Look through the material and copy each line holding "Estimated".

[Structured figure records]
□ □ □

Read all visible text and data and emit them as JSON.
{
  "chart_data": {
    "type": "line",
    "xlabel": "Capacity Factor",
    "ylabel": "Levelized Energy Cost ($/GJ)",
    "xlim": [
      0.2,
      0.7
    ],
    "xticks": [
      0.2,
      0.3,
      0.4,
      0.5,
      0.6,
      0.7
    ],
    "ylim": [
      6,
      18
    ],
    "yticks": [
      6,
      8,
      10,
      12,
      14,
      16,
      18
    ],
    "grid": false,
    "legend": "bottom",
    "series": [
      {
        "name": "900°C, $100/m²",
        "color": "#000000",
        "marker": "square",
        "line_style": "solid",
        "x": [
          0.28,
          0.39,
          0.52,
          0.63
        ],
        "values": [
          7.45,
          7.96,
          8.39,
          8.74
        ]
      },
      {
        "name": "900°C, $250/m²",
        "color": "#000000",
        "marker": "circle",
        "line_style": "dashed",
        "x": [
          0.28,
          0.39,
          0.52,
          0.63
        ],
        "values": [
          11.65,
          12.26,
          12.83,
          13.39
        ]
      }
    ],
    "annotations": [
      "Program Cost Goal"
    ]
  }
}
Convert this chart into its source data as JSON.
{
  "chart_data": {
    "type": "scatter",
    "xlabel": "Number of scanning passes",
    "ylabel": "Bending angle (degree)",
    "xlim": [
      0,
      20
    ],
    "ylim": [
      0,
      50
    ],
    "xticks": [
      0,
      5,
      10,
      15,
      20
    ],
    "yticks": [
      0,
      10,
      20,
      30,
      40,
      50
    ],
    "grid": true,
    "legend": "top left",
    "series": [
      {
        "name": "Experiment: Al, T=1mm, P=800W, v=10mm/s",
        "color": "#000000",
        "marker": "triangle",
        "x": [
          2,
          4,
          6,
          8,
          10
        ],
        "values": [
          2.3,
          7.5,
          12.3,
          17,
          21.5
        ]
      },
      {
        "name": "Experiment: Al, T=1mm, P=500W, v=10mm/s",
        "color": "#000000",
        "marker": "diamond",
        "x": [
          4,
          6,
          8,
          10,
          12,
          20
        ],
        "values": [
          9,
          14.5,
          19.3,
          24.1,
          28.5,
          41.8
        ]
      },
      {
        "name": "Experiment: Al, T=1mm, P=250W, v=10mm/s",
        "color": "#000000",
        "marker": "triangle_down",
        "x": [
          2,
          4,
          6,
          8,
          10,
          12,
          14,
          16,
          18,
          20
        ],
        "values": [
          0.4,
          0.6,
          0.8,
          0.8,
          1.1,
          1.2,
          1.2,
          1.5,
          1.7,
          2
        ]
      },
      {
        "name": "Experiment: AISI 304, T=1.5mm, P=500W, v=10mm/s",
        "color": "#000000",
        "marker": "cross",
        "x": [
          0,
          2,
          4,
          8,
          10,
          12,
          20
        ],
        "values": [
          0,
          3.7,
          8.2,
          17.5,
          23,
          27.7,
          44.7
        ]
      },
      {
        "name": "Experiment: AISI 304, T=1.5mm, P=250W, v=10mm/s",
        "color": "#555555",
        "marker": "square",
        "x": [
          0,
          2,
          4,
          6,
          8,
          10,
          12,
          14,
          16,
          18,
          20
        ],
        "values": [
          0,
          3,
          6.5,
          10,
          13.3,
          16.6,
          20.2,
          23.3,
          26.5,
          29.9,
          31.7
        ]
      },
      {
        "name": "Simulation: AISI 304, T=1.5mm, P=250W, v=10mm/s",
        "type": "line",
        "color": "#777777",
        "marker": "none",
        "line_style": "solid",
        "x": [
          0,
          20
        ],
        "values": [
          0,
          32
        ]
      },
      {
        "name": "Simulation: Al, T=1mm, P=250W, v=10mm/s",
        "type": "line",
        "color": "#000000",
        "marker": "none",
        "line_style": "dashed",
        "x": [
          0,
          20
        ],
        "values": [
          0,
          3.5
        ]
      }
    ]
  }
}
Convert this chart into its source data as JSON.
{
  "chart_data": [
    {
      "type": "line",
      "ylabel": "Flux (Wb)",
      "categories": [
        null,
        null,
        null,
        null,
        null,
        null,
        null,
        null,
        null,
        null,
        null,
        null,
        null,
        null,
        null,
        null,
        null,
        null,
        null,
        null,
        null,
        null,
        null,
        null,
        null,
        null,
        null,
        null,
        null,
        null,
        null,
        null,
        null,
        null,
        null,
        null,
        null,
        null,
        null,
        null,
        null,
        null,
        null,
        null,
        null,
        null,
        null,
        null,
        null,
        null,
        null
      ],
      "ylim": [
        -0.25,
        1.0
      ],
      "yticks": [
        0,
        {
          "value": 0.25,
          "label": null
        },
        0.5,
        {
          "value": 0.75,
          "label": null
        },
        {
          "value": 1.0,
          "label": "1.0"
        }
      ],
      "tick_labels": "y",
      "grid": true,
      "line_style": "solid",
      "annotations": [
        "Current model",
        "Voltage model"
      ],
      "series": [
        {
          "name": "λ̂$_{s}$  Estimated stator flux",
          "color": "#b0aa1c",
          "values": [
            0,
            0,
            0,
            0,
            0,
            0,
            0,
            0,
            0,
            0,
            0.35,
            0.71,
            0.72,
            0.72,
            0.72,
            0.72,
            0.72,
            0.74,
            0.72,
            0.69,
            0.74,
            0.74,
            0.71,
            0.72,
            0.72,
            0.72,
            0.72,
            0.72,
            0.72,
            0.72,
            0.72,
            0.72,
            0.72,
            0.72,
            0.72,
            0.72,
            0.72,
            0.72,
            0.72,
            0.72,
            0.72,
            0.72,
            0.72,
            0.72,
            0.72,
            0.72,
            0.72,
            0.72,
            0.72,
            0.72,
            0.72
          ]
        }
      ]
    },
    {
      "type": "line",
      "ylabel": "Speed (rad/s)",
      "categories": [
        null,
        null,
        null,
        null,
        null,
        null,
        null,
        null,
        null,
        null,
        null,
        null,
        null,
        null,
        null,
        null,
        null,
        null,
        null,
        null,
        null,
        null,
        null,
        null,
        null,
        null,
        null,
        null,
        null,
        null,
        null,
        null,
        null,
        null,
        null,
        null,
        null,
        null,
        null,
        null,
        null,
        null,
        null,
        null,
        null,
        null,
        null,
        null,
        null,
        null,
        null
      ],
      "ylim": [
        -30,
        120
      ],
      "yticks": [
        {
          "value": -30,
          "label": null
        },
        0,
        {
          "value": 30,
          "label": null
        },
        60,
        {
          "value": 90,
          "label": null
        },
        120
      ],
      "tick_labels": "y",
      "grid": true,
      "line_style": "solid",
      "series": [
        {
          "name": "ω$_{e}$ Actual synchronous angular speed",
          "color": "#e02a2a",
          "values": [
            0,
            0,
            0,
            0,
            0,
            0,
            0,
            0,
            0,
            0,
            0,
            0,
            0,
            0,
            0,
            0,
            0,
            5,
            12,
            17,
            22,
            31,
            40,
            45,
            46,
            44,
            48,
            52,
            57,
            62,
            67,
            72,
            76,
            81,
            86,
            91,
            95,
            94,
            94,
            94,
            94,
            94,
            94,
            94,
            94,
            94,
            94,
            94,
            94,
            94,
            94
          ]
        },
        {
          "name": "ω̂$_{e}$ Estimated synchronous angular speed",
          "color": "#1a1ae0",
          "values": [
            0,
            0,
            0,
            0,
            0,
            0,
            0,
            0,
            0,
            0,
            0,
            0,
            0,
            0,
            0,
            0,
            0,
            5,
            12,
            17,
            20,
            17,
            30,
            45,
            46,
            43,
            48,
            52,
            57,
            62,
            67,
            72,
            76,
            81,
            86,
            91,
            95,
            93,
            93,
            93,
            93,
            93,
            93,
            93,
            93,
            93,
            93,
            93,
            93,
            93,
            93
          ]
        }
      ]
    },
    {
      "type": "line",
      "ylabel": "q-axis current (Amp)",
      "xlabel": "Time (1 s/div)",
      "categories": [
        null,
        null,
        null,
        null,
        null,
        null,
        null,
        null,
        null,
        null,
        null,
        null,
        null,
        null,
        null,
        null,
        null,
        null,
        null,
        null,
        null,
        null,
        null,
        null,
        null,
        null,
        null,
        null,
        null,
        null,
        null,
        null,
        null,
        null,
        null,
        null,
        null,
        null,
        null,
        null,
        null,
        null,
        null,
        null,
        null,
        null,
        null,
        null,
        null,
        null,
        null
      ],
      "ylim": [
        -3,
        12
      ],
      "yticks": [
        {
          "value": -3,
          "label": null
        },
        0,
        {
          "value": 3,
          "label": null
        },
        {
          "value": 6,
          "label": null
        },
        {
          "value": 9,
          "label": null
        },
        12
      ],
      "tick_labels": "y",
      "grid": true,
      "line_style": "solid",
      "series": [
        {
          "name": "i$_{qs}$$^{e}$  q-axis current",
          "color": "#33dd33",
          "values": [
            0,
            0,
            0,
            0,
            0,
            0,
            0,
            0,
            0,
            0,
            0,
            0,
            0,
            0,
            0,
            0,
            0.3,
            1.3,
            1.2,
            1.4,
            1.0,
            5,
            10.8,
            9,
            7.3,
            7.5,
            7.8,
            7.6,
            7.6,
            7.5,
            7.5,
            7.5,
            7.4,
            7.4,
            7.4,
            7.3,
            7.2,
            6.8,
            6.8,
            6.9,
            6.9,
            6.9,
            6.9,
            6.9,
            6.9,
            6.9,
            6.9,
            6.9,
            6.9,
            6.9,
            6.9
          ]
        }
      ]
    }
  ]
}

□ □ □

Exercise response –
          "name": "λ̂$_{s}$  Estimated stator flux",
          "name": "ω̂$_{e}$ Estimated synchronous angular speed",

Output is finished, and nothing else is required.